# Aim
Find the lines that hold the word "Extract" and return them.

# Information given
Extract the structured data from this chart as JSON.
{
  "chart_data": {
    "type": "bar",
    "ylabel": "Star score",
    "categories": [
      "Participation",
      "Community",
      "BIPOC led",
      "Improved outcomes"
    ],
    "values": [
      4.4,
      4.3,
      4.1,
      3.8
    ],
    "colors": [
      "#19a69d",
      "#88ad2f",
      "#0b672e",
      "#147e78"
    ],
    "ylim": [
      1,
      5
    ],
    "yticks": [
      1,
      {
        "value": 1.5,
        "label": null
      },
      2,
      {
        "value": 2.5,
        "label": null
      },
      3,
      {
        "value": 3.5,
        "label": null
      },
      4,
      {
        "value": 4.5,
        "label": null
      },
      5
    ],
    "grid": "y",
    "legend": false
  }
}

--

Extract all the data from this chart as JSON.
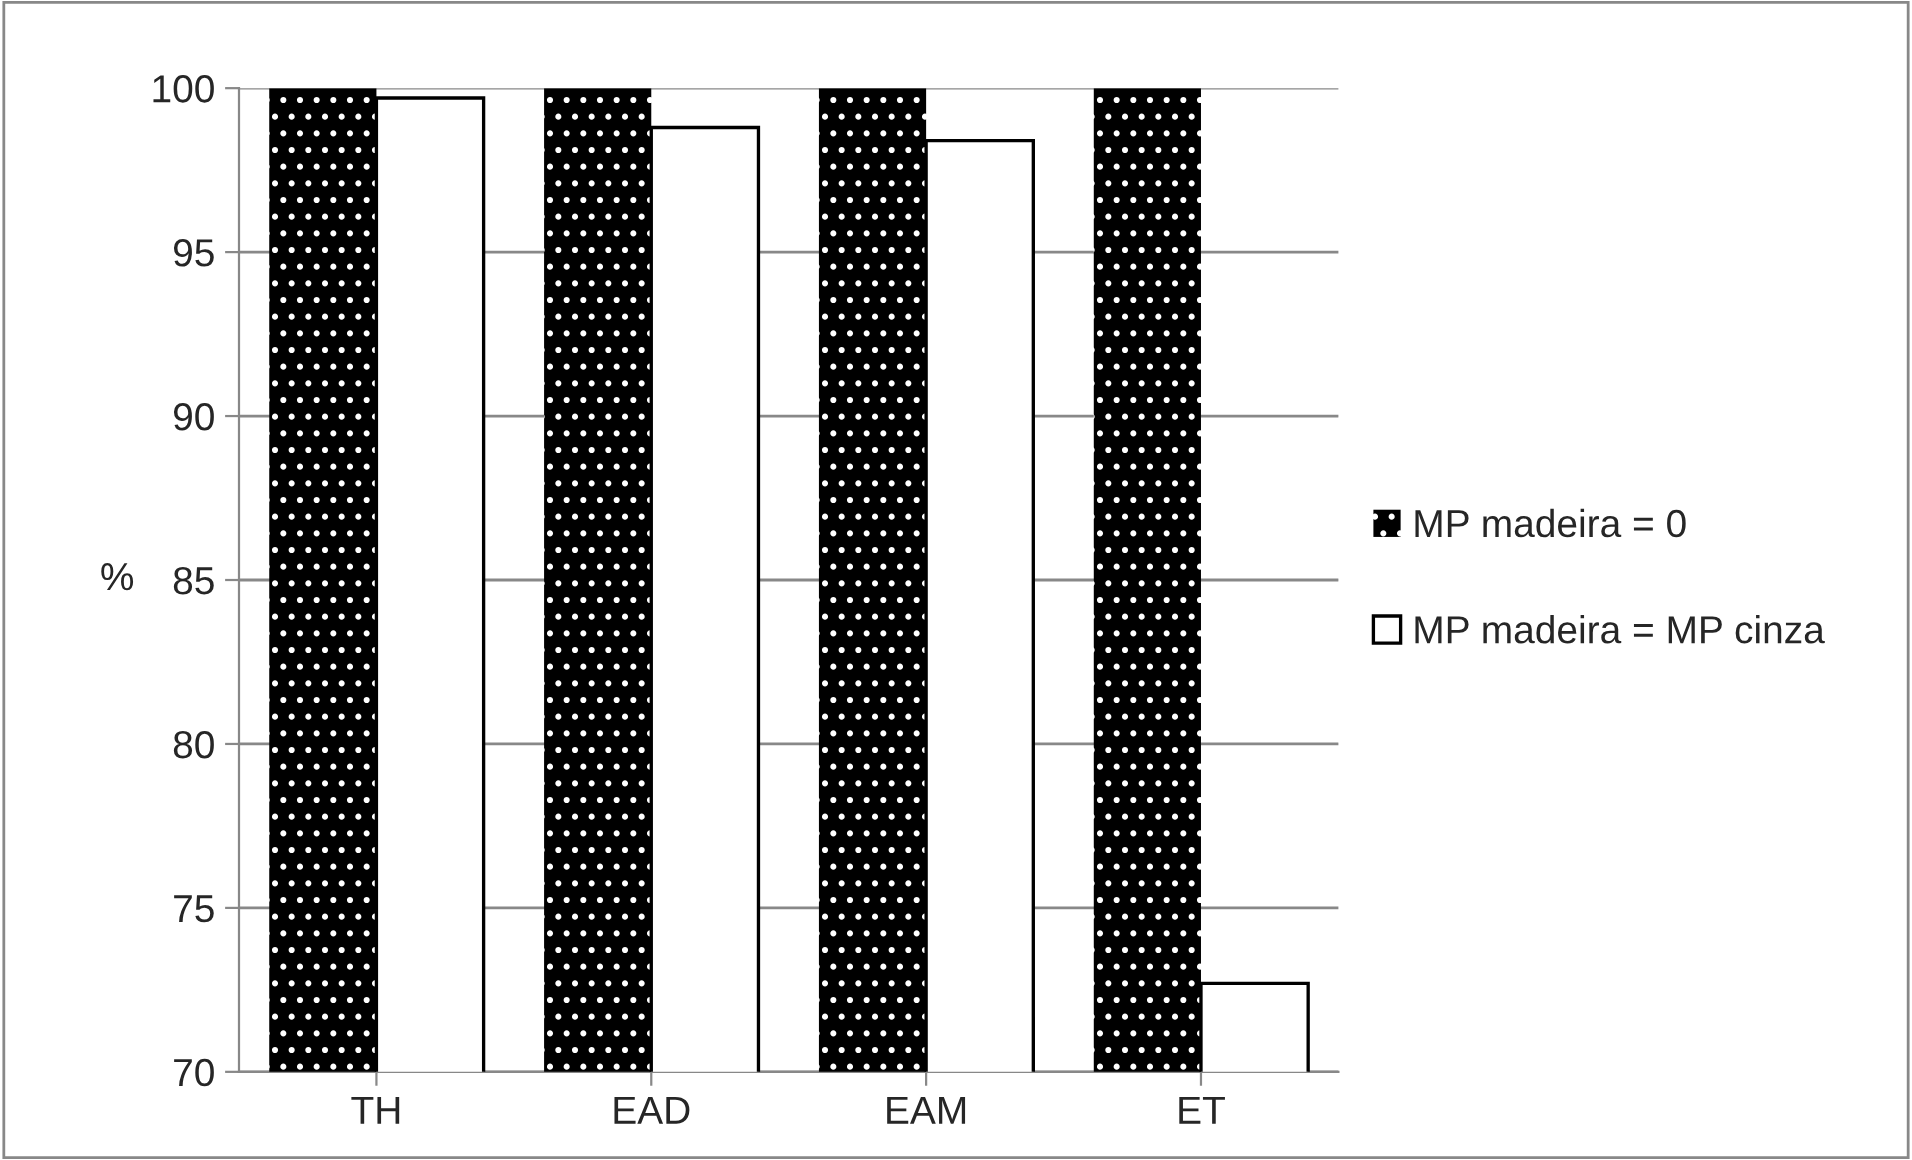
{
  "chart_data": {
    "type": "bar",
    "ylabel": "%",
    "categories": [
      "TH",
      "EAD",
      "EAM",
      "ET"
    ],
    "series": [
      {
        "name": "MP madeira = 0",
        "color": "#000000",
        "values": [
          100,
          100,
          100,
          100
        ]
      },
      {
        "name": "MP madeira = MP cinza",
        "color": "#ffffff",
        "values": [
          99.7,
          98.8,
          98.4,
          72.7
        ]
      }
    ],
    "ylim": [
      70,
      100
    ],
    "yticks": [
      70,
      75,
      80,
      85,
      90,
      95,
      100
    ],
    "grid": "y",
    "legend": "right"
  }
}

# Result
Extract the structured data from this chart as JSON.
Extract all the data from this chart as JSON.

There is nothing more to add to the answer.